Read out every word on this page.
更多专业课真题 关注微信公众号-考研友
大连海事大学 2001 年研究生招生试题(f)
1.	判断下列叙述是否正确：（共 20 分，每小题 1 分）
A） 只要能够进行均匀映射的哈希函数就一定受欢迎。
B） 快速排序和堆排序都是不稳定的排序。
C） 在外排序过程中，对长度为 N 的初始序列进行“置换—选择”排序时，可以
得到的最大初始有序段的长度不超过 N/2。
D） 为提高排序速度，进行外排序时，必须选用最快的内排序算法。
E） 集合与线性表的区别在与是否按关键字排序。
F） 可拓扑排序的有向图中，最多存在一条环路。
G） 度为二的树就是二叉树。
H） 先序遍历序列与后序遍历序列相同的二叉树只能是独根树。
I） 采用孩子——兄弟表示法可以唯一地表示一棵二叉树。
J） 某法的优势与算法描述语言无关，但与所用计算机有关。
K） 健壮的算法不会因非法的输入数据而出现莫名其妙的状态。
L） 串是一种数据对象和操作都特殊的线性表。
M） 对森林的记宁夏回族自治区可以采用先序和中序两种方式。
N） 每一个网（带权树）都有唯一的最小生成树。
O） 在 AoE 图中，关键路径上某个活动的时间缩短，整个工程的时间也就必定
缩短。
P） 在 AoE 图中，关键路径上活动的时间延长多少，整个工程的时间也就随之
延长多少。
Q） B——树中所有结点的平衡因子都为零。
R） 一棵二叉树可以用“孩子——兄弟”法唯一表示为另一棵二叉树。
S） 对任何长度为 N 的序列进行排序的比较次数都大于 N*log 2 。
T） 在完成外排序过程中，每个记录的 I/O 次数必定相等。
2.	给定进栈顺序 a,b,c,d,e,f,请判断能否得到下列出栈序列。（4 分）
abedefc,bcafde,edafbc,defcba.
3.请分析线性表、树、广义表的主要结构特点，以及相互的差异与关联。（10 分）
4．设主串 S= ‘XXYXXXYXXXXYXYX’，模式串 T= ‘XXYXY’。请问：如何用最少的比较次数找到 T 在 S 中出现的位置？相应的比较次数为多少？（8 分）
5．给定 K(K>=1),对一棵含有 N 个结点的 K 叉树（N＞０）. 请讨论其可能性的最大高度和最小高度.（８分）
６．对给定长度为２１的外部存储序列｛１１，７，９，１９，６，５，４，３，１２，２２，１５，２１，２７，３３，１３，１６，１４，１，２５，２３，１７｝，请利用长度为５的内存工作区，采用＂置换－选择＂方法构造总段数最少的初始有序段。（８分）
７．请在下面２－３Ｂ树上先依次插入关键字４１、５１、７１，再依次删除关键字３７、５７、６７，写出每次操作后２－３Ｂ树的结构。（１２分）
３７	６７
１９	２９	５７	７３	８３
-------
Problem statement
Repeat the listing in full, keeping every line exactly as it is.

Written reply
Read out every word on this page.
更多专业课真题 关注微信公众号-考研友
大连海事大学 2001 年研究生招生试题(f)
1.	判断下列叙述是否正确：（共 20 分，每小题 1 分）
A） 只要能够进行均匀映射的哈希函数就一定受欢迎。
B） 快速排序和堆排序都是不稳定的排序。
C） 在外排序过程中，对长度为 N 的初始序列进行“置换—选择”排序时，可以
得到的最大初始有序段的长度不超过 N/2。
D） 为提高排序速度，进行外排序时，必须选用最快的内排序算法。
E） 集合与线性表的区别在与是否按关键字排序。
F） 可拓扑排序的有向图中，最多存在一条环路。
G） 度为二的树就是二叉树。
H） 先序遍历序列与后序遍历序列相同的二叉树只能是独根树。
I） 采用孩子——兄弟表示法可以唯一地表示一棵二叉树。
J） 某法的优势与算法描述语言无关，但与所用计算机有关。
K） 健壮的算法不会因非法的输入数据而出现莫名其妙的状态。
L） 串是一种数据对象和操作都特殊的线性表。
M） 对森林的记宁夏回族自治区可以采用先序和中序两种方式。
N） 每一个网（带权树）都有唯一的最小生成树。
O） 在 AoE 图中，关键路径上某个活动的时间缩短，整个工程的时间也就必定
缩短。
P） 在 AoE 图中，关键路径上活动的时间延长多少，整个工程的时间也就随之
延长多少。
Q） B——树中所有结点的平衡因子都为零。
R） 一棵二叉树可以用“孩子——兄弟”法唯一表示为另一棵二叉树。
S） 对任何长度为 N 的序列进行排序的比较次数都大于 N*log 2 。
T） 在完成外排序过程中，每个记录的 I/O 次数必定相等。
2.	给定进栈顺序 a,b,c,d,e,f,请判断能否得到下列出栈序列。（4 分）
abedefc,bcafde,edafbc,defcba.
3.请分析线性表、树、广义表的主要结构特点，以及相互的差异与关联。（10 分）
4．设主串 S= ‘XXYXXXYXXXXYXYX’，模式串 T= ‘XXYXY’。请问：如何用最少的比较次数找到 T 在 S 中出现的位置？相应的比较次数为多少？（8 分）
5．给定 K(K>=1),对一棵含有 N 个结点的 K 叉树（N＞０）. 请讨论其可能性的最大高度和最小高度.（８分）
６．对给定长度为２１的外部存储序列｛１１，７，９，１９，６，５，４，３，１２，２２，１５，２１，２７，３３，１３，１６，１４，１，２５，２３，１７｝，请利用长度为５的内存工作区，采用＂置换－选择＂方法构造总段数最少的初始有序段。（８分）
７．请在下面２－３Ｂ树上先依次插入关键字４１、５１、７１，再依次删除关键字３７、５７、６７，写出每次操作后２－３Ｂ树的结构。（１２分）
３７	６７
１９	２９	５７	７３	８３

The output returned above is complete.